_Directions for this task_: The full set of records must be set down verbatim.

[Entries taken from a collection]
········

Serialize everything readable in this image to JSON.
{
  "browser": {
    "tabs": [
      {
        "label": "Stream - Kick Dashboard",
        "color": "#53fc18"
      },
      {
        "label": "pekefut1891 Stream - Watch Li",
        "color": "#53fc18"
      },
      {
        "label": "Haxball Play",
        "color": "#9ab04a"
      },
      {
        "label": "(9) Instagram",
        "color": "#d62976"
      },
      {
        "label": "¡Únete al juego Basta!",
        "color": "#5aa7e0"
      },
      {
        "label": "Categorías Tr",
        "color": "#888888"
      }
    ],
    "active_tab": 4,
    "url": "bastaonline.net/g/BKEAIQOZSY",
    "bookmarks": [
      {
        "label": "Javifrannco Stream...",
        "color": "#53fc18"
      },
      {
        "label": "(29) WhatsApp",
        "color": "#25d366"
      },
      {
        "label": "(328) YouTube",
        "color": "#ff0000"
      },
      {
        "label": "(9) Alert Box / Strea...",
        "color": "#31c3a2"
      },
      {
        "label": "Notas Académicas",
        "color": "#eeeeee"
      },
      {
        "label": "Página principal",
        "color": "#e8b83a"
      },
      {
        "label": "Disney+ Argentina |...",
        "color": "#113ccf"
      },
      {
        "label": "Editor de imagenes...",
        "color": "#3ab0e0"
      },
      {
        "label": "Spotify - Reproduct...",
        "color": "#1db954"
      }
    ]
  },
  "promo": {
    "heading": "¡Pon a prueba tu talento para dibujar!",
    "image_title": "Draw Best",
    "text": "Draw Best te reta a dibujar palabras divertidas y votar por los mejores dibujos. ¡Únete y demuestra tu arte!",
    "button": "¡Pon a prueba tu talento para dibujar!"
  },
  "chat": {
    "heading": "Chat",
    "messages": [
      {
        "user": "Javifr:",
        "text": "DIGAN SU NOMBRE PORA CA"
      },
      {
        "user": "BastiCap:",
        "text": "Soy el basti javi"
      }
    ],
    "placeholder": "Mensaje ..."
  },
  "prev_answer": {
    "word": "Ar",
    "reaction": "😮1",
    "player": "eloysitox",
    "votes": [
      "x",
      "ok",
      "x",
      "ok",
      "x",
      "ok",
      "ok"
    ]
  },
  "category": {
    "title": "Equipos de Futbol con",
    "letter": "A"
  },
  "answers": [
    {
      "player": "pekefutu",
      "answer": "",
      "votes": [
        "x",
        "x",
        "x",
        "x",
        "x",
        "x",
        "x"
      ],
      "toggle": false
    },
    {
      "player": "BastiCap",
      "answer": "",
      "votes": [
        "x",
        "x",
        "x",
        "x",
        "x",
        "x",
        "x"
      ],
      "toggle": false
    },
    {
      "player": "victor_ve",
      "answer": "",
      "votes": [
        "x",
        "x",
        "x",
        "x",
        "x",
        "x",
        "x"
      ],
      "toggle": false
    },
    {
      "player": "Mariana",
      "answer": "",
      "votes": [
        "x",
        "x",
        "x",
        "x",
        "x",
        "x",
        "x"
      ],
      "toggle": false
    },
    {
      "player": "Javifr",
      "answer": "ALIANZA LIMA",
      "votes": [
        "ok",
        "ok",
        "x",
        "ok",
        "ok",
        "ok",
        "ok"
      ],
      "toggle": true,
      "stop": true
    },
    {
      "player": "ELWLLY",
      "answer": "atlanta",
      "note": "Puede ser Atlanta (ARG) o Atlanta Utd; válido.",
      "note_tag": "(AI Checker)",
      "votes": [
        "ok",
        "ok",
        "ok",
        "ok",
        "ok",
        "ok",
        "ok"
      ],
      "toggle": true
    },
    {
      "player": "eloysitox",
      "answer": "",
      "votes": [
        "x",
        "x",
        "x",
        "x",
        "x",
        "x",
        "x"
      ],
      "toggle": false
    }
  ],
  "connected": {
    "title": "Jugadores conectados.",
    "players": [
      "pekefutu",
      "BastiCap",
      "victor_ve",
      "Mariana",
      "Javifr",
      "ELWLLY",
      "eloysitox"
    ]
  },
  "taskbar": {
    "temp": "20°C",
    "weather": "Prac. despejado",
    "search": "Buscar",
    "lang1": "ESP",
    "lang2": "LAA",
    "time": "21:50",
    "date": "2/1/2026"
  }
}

········

_Answer for the task_:
Serialize everything readable in this image to JSON.
{
  "browser": {
    "tabs": [
      {
        "label": "Stream - Kick Dashboard",
        "color": "#53fc18"
      },
      {
        "label": "pekefut1891 Stream - Watch Li",
        "color": "#53fc18"
      },
      {
        "label": "Haxball Play",
        "color": "#9ab04a"
      },
      {
        "label": "(9) Instagram",
        "color": "#d62976"
      },
      {
        "label": "¡Únete al juego Basta!",
        "color": "#5aa7e0"
      },
      {
        "label": "Categorías Tr",
        "color": "#888888"
      }
    ],
    "active_tab": 4,
    "url": "bastaonline.net/g/BKEAIQOZSY",
    "bookmarks": [
      {
        "label": "Javifrannco Stream...",
        "color": "#53fc18"
      },
      {
        "label": "(29) WhatsApp",
        "color": "#25d366"
      },
      {
        "label": "(328) YouTube",
        "color": "#ff0000"
      },
      {
        "label": "(9) Alert Box / Strea...",
        "color": "#31c3a2"
      },
      {
        "label": "Notas Académicas",
        "color": "#eeeeee"
      },
      {
        "label": "Página principal",
        "color": "#e8b83a"
      },
      {
        "label": "Disney+ Argentina |...",
        "color": "#113ccf"
      },
      {
        "label": "Editor de imagenes...",
        "color": "#3ab0e0"
      },
      {
        "label": "Spotify - Reproduct...",
        "color": "#1db954"
      }
    ]
  },
  "promo": {
    "heading": "¡Pon a prueba tu talento para dibujar!",
    "image_title": "Draw Best",
    "text": "Draw Best te reta a dibujar palabras divertidas y votar por los mejores dibujos. ¡Únete y demuestra tu arte!",
    "button": "¡Pon a prueba tu talento para dibujar!"
  },
  "chat": {
    "heading": "Chat",
    "messages": [
      {
        "user": "Javifr:",
        "text": "DIGAN SU NOMBRE PORA CA"
      },
      {
        "user": "BastiCap:",
        "text": "Soy el basti javi"
      }
    ],
    "placeholder": "Mensaje ..."
  },
  "prev_answer": {
    "word": "Ar",
    "reaction": "😮1",
    "player": "eloysitox",
    "votes": [
      "x",
      "ok",
      "x",
      "ok",
      "x",
      "ok",
      "ok"
    ]
  },
  "category": {
    "title": "Equipos de Futbol con",
    "letter": "A"
  },
  "answers": [
    {
      "player": "pekefutu",
      "answer": "",
      "votes": [
        "x",
        "x",
        "x",
        "x",
        "x",
        "x",
        "x"
      ],
      "toggle": false
    },
    {
      "player": "BastiCap",
      "answer": "",
      "votes": [
        "x",
        "x",
        "x",
        "x",
        "x",
        "x",
        "x"
      ],
      "toggle": false
    },
    {
      "player": "victor_ve",
      "answer": "",
      "votes": [
        "x",
        "x",
        "x",
        "x",
        "x",
        "x",
        "x"
      ],
      "toggle": false
    },
    {
      "player": "Mariana",
      "answer": "",
      "votes": [
        "x",
        "x",
        "x",
        "x",
        "x",
        "x",
        "x"
      ],
      "toggle": false
    },
    {
      "player": "Javifr",
      "answer": "ALIANZA LIMA",
      "votes": [
        "ok",
        "ok",
        "x",
        "ok",
        "ok",
        "ok",
        "ok"
      ],
      "toggle": true,
      "stop": true
    },
    {
      "player": "ELWLLY",
      "answer": "atlanta",
      "note": "Puede ser Atlanta (ARG) o Atlanta Utd; válido.",
      "note_tag": "(AI Checker)",
      "votes": [
        "ok",
        "ok",
        "ok",
        "ok",
        "ok",
        "ok",
        "ok"
      ],
      "toggle": true
    },
    {
      "player": "eloysitox",
      "answer": "",
      "votes": [
        "x",
        "x",
        "x",
        "x",
        "x",
        "x",
        "x"
      ],
      "toggle": false
    }
  ],
  "connected": {
    "title": "Jugadores conectados.",
    "players": [
      "pekefutu",
      "BastiCap",
      "victor_ve",
      "Mariana",
      "Javifr",
      "ELWLLY",
      "eloysitox"
    ]
  },
  "taskbar": {
    "temp": "20°C",
    "weather": "Prac. despejado",
    "search": "Buscar",
    "lang1": "ESP",
    "lang2": "LAA",
    "time": "21:50",
    "date": "2/1/2026"
  }
}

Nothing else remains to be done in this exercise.